Work required:
Leaving out the pictures, transcribe all of the records faithfully.

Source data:
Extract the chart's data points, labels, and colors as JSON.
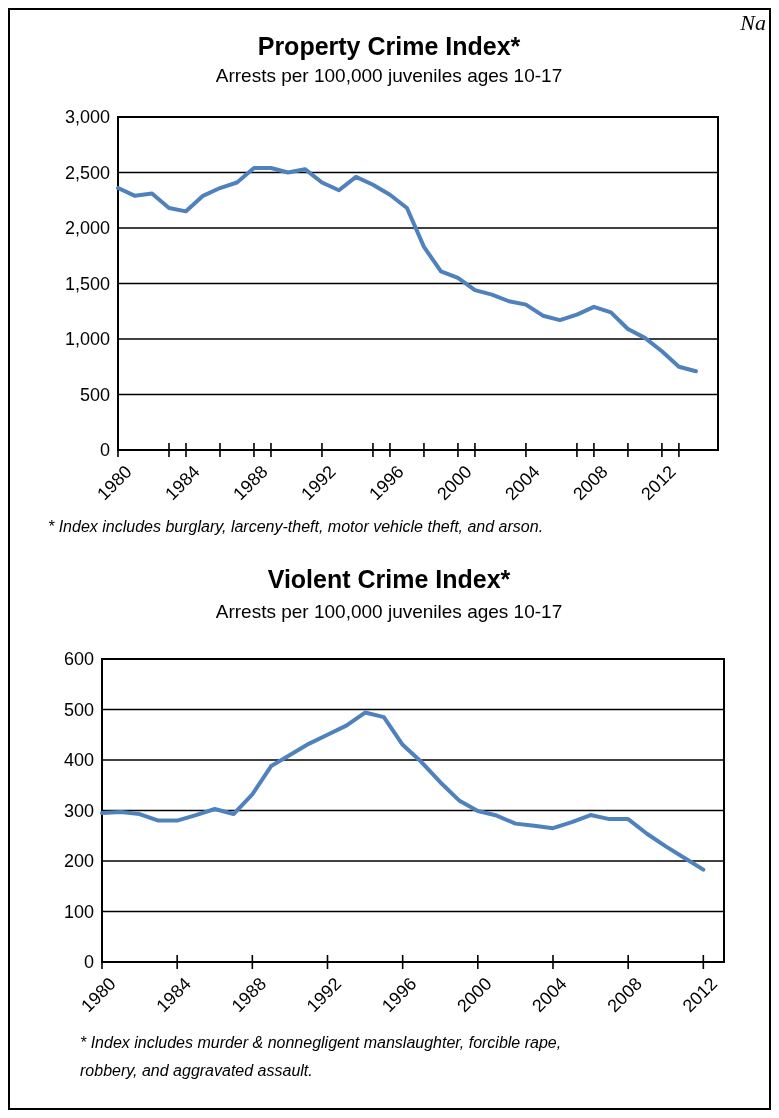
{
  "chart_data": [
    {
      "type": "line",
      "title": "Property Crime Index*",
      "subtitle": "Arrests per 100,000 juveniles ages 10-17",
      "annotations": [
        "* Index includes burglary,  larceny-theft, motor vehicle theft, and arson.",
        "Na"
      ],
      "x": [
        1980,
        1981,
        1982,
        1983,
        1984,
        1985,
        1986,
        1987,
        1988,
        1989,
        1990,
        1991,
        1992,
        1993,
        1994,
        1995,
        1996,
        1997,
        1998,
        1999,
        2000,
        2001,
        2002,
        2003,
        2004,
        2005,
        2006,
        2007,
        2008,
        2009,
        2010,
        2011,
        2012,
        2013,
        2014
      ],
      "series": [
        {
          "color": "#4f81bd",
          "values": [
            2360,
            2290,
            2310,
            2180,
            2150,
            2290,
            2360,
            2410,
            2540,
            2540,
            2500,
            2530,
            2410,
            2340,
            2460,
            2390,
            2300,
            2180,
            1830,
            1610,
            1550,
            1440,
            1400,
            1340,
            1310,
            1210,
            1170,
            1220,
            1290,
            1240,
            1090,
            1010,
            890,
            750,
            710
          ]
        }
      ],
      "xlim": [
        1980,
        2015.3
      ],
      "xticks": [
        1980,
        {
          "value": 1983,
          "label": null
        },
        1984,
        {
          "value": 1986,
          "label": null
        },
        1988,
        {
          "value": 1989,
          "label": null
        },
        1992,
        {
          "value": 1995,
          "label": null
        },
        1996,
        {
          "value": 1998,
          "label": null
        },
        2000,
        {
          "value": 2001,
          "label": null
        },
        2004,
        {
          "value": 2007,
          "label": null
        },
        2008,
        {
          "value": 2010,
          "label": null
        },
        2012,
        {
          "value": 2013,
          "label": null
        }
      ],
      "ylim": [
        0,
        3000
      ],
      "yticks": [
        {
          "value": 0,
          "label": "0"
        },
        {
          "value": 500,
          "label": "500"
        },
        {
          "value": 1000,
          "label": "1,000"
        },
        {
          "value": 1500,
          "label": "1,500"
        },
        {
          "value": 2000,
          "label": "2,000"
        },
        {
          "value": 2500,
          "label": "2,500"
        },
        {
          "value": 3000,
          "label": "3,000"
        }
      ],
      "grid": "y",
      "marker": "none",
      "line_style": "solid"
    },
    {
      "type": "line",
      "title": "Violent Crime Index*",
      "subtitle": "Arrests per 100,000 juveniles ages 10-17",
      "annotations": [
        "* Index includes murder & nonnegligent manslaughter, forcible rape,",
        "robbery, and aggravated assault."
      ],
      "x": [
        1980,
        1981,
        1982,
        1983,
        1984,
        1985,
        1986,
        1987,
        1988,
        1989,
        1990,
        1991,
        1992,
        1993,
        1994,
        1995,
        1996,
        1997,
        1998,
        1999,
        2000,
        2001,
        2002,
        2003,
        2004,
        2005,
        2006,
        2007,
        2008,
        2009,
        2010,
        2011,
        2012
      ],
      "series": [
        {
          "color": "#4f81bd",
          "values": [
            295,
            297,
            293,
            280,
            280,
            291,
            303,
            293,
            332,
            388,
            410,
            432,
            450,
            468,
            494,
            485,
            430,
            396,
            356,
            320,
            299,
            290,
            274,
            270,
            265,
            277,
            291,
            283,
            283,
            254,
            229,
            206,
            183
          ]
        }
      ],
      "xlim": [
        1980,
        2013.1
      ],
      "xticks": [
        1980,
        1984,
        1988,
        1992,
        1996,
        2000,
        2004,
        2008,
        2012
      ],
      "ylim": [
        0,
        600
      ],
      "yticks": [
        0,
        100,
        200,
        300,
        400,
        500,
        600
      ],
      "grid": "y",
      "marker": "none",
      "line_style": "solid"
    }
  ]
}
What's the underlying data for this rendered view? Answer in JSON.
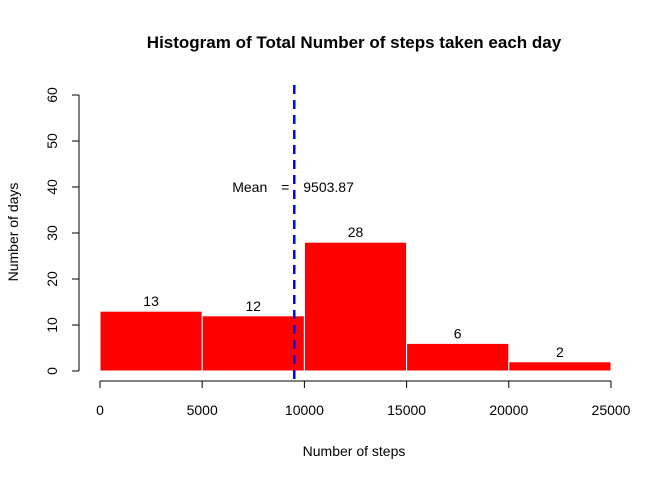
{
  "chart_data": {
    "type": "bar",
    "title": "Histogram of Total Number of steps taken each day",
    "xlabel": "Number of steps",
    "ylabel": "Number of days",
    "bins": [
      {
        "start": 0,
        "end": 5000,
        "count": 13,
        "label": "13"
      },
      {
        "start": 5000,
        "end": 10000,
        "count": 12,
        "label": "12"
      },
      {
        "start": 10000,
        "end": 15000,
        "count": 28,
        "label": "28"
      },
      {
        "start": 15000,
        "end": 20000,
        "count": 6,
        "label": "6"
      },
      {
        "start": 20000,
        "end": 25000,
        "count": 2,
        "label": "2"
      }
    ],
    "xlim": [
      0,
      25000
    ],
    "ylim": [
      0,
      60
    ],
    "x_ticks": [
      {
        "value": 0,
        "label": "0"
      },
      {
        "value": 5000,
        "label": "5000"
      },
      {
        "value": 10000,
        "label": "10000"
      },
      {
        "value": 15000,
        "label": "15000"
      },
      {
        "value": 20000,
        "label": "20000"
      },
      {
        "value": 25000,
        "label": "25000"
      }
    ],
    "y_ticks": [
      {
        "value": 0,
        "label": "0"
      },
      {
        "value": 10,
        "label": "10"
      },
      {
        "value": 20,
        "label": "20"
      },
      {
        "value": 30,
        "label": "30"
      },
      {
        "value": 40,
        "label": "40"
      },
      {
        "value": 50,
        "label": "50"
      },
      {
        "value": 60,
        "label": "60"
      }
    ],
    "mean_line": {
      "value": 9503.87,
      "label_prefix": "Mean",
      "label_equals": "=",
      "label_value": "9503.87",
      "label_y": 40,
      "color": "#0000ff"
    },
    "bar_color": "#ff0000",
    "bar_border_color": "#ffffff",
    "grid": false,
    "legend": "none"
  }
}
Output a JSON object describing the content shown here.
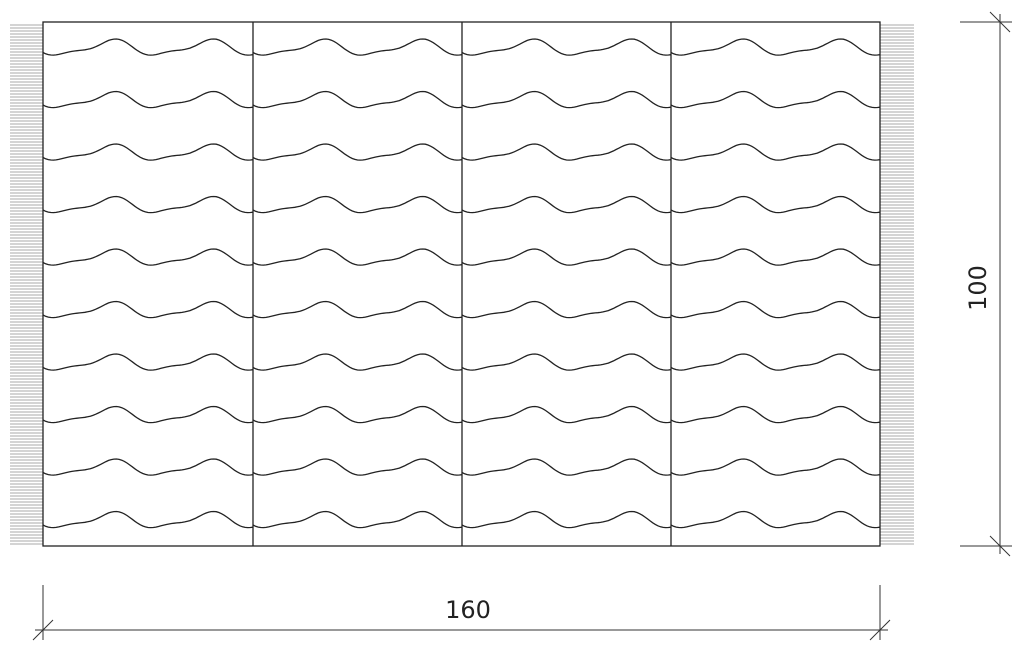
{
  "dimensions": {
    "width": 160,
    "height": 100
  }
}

Written response:
Extract the chart's data points, labels, and colors as JSON.
{
  "chart_data": [
    {
      "type": "line",
      "title": "Property Crime Index*",
      "subtitle": "Arrests per 100,000 juveniles ages 10-17",
      "annotations": [
        "* Index includes burglary,  larceny-theft, motor vehicle theft, and arson.",
        "Na"
      ],
      "x": [
        1980,
        1981,
        1982,
        1983,
        1984,
        1985,
        1986,
        1987,
        1988,
        1989,
        1990,
        1991,
        1992,
        1993,
        1994,
        1995,
        1996,
        1997,
        1998,
        1999,
        2000,
        2001,
        2002,
        2003,
        2004,
        2005,
        2006,
        2007,
        2008,
        2009,
        2010,
        2011,
        2012,
        2013,
        2014
      ],
      "series": [
        {
          "color": "#4f81bd",
          "values": [
            2360,
            2290,
            2310,
            2180,
            2150,
            2290,
            2360,
            2410,
            2540,
            2540,
            2500,
            2530,
            2410,
            2340,
            2460,
            2390,
            2300,
            2180,
            1830,
            1610,
            1550,
            1440,
            1400,
            1340,
            1310,
            1210,
            1170,
            1220,
            1290,
            1240,
            1090,
            1010,
            890,
            750,
            710
          ]
        }
      ],
      "xlim": [
        1980,
        2015.3
      ],
      "xticks": [
        1980,
        {
          "value": 1983,
          "label": null
        },
        1984,
        {
          "value": 1986,
          "label": null
        },
        1988,
        {
          "value": 1989,
          "label": null
        },
        1992,
        {
          "value": 1995,
          "label": null
        },
        1996,
        {
          "value": 1998,
          "label": null
        },
        2000,
        {
          "value": 2001,
          "label": null
        },
        2004,
        {
          "value": 2007,
          "label": null
        },
        2008,
        {
          "value": 2010,
          "label": null
        },
        2012,
        {
          "value": 2013,
          "label": null
        }
      ],
      "ylim": [
        0,
        3000
      ],
      "yticks": [
        {
          "value": 0,
          "label": "0"
        },
        {
          "value": 500,
          "label": "500"
        },
        {
          "value": 1000,
          "label": "1,000"
        },
        {
          "value": 1500,
          "label": "1,500"
        },
        {
          "value": 2000,
          "label": "2,000"
        },
        {
          "value": 2500,
          "label": "2,500"
        },
        {
          "value": 3000,
          "label": "3,000"
        }
      ],
      "grid": "y",
      "marker": "none",
      "line_style": "solid"
    },
    {
      "type": "line",
      "title": "Violent Crime Index*",
      "subtitle": "Arrests per 100,000 juveniles ages 10-17",
      "annotations": [
        "* Index includes murder & nonnegligent manslaughter, forcible rape,",
        "robbery, and aggravated assault."
      ],
      "x": [
        1980,
        1981,
        1982,
        1983,
        1984,
        1985,
        1986,
        1987,
        1988,
        1989,
        1990,
        1991,
        1992,
        1993,
        1994,
        1995,
        1996,
        1997,
        1998,
        1999,
        2000,
        2001,
        2002,
        2003,
        2004,
        2005,
        2006,
        2007,
        2008,
        2009,
        2010,
        2011,
        2012
      ],
      "series": [
        {
          "color": "#4f81bd",
          "values": [
            295,
            297,
            293,
            280,
            280,
            291,
            303,
            293,
            332,
            388,
            410,
            432,
            450,
            468,
            494,
            485,
            430,
            396,
            356,
            320,
            299,
            290,
            274,
            270,
            265,
            277,
            291,
            283,
            283,
            254,
            229,
            206,
            183
          ]
        }
      ],
      "xlim": [
        1980,
        2013.1
      ],
      "xticks": [
        1980,
        1984,
        1988,
        1992,
        1996,
        2000,
        2004,
        2008,
        2012
      ],
      "ylim": [
        0,
        600
      ],
      "yticks": [
        0,
        100,
        200,
        300,
        400,
        500,
        600
      ],
      "grid": "y",
      "marker": "none",
      "line_style": "solid"
    }
  ]
}
What's the underlying data for this rendered view? Answer in JSON.
{
  "chart_data": {
    "type": "bar",
    "title": "Histogram of Total Number of steps taken each day",
    "xlabel": "Number of steps",
    "ylabel": "Number of days",
    "bins": [
      {
        "start": 0,
        "end": 5000,
        "count": 13,
        "label": "13"
      },
      {
        "start": 5000,
        "end": 10000,
        "count": 12,
        "label": "12"
      },
      {
        "start": 10000,
        "end": 15000,
        "count": 28,
        "label": "28"
      },
      {
        "start": 15000,
        "end": 20000,
        "count": 6,
        "label": "6"
      },
      {
        "start": 20000,
        "end": 25000,
        "count": 2,
        "label": "2"
      }
    ],
    "xlim": [
      0,
      25000
    ],
    "ylim": [
      0,
      60
    ],
    "x_ticks": [
      {
        "value": 0,
        "label": "0"
      },
      {
        "value": 5000,
        "label": "5000"
      },
      {
        "value": 10000,
        "label": "10000"
      },
      {
        "value": 15000,
        "label": "15000"
      },
      {
        "value": 20000,
        "label": "20000"
      },
      {
        "value": 25000,
        "label": "25000"
      }
    ],
    "y_ticks": [
      {
        "value": 0,
        "label": "0"
      },
      {
        "value": 10,
        "label": "10"
      },
      {
        "value": 20,
        "label": "20"
      },
      {
        "value": 30,
        "label": "30"
      },
      {
        "value": 40,
        "label": "40"
      },
      {
        "value": 50,
        "label": "50"
      },
      {
        "value": 60,
        "label": "60"
      }
    ],
    "mean_line": {
      "value": 9503.87,
      "label_prefix": "Mean",
      "label_equals": "=",
      "label_value": "9503.87",
      "label_y": 40,
      "color": "#0000ff"
    },
    "bar_color": "#ff0000",
    "bar_border_color": "#ffffff",
    "grid": false,
    "legend": "none"
  }
}
Output a JSON object describing the content shown here.
{
  "dimensions": {
    "width": 160,
    "height": 100
  }
}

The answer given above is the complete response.